**Provided records**
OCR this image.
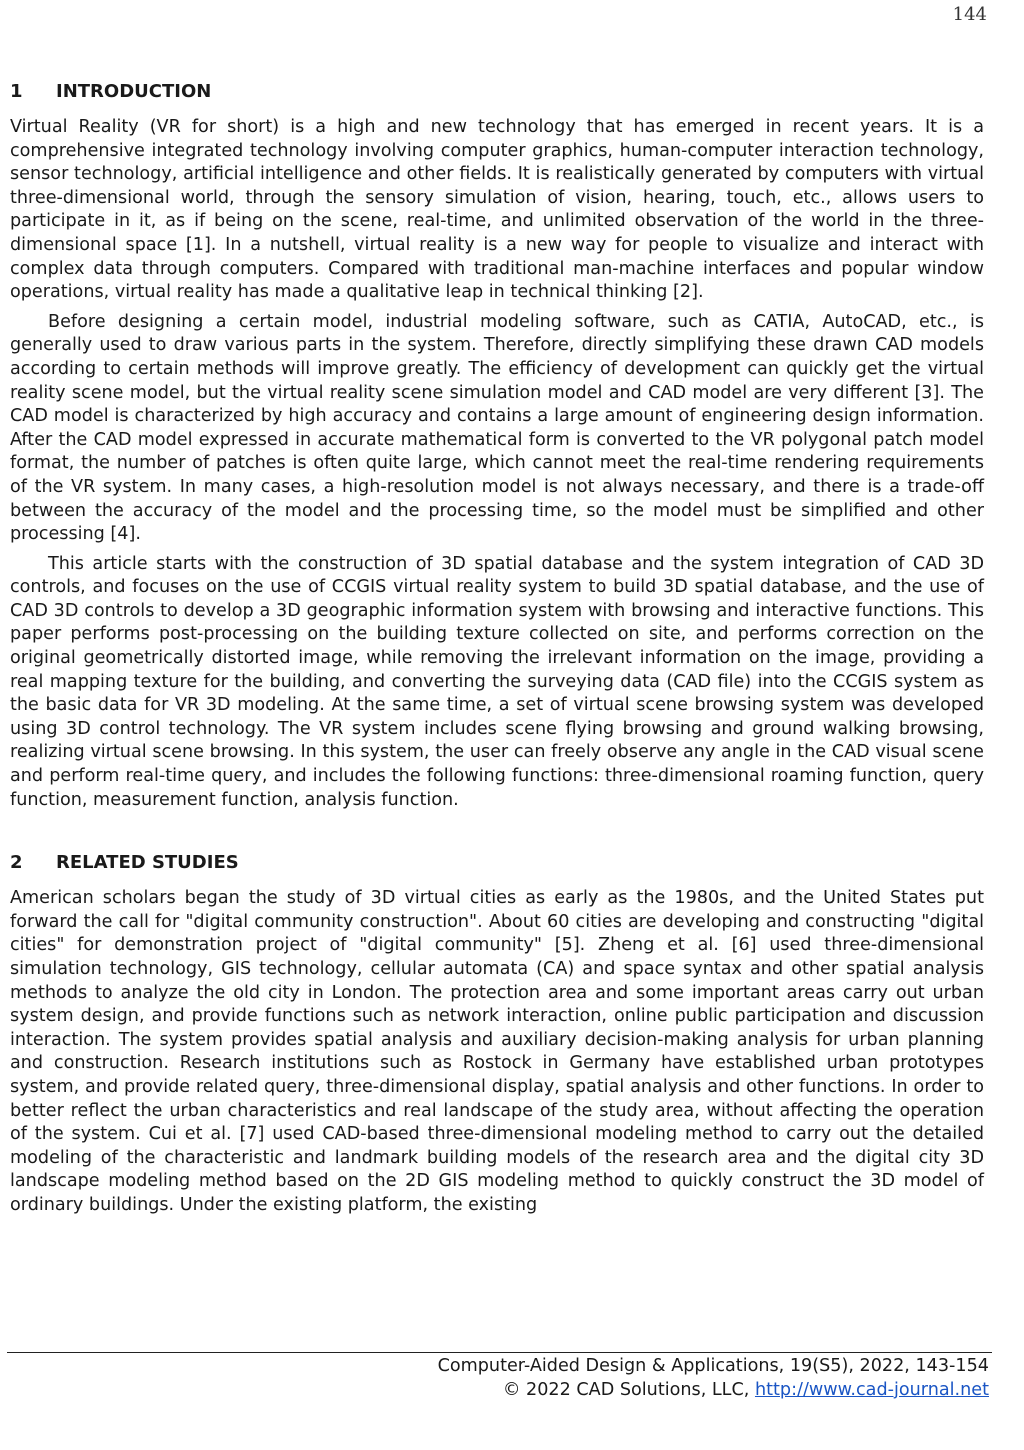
144
1	INTRODUCTION

Virtual Reality (VR for short) is a high and new technology that has emerged in recent years. It is a comprehensive integrated technology involving computer graphics, human-computer interaction technology, sensor technology, artificial intelligence and other fields. It is realistically generated by computers with virtual three-dimensional world, through the sensory simulation of vision, hearing, touch, etc., allows users to participate in it, as if being on the scene, real-time, and unlimited observation of the world in the three-dimensional space [1]. In a nutshell, virtual reality is a new way for people to visualize and interact with complex data through computers. Compared with traditional man-machine interfaces and popular window operations, virtual reality has made a qualitative leap in technical thinking [2].

Before designing a certain model, industrial modeling software, such as CATIA, AutoCAD, etc., is generally used to draw various parts in the system. Therefore, directly simplifying these drawn CAD models according to certain methods will improve greatly. The efficiency of development can quickly get the virtual reality scene model, but the virtual reality scene simulation model and CAD model are very different [3]. The CAD model is characterized by high accuracy and contains a large amount of engineering design information. After the CAD model expressed in accurate mathematical form is converted to the VR polygonal patch model format, the number of patches is often quite large, which cannot meet the real-time rendering requirements of the VR system. In many cases, a high-resolution model is not always necessary, and there is a trade-off between the accuracy of the model and the processing time, so the model must be simplified and other processing [4].

This article starts with the construction of 3D spatial database and the system integration of CAD 3D controls, and focuses on the use of CCGIS virtual reality system to build 3D spatial database, and the use of CAD 3D controls to develop a 3D geographic information system with browsing and interactive functions. This paper performs post-processing on the building texture collected on site, and performs correction on the original geometrically distorted image, while removing the irrelevant information on the image, providing a real mapping texture for the building, and converting the surveying data (CAD file) into the CCGIS system as the basic data for VR 3D modeling. At the same time, a set of virtual scene browsing system was developed using 3D control technology. The VR system includes scene flying browsing and ground walking browsing, realizing virtual scene browsing. In this system, the user can freely observe any angle in the CAD visual scene and perform real-time query, and includes the following functions: three-dimensional roaming function, query function, measurement function, analysis function.

2	RELATED STUDIES

American scholars began the study of 3D virtual cities as early as the 1980s, and the United States put forward the call for "digital community construction". About 60 cities are developing and constructing "digital cities" for demonstration project of "digital community" [5]. Zheng et al. [6] used three-dimensional simulation technology, GIS technology, cellular automata (CA) and space syntax and other spatial analysis methods to analyze the old city in London. The protection area and some important areas carry out urban system design, and provide functions such as network interaction, online public participation and discussion interaction. The system provides spatial analysis and auxiliary decision-making analysis for urban planning and construction. Research institutions such as Rostock in Germany have established urban prototypes system, and provide related query, three-dimensional display, spatial analysis and other functions. In order to better reflect the urban characteristics and real landscape of the study area, without affecting the operation of the system. Cui et al. [7] used CAD-based three-dimensional modeling method to carry out the detailed modeling of the characteristic and landmark building models of the research area and the digital city 3D landscape modeling method based on the 2D GIS modeling method to quickly construct the 3D model of ordinary buildings. Under the existing platform, the existing

Computer-Aided Design & Applications, 19(S5), 2022, 143-154
© 2022 CAD Solutions, LLC, http://www.cad-journal.net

**Challenge**
Search the entries for the string "this" and collect each line that has it.

**Answer to the task**
OCR this image.
This article starts with the construction of 3D spatial database and the system integration of CAD 3D controls, and focuses on the use of CCGIS virtual reality system to build 3D spatial database, and the use of CAD 3D controls to develop a 3D geographic information system with browsing and interactive functions. This paper performs post-processing on the building texture collected on site, and performs correction on the original geometrically distorted image, while removing the irrelevant information on the image, providing a real mapping texture for the building, and converting the surveying data (CAD file) into the CCGIS system as the basic data for VR 3D modeling. At the same time, a set of virtual scene browsing system was developed using 3D control technology. The VR system includes scene flying browsing and ground walking browsing, realizing virtual scene browsing. In this system, the user can freely observe any angle in the CAD visual scene and perform real-time query, and includes the following functions: three-dimensional roaming function, query function, measurement function, analysis function.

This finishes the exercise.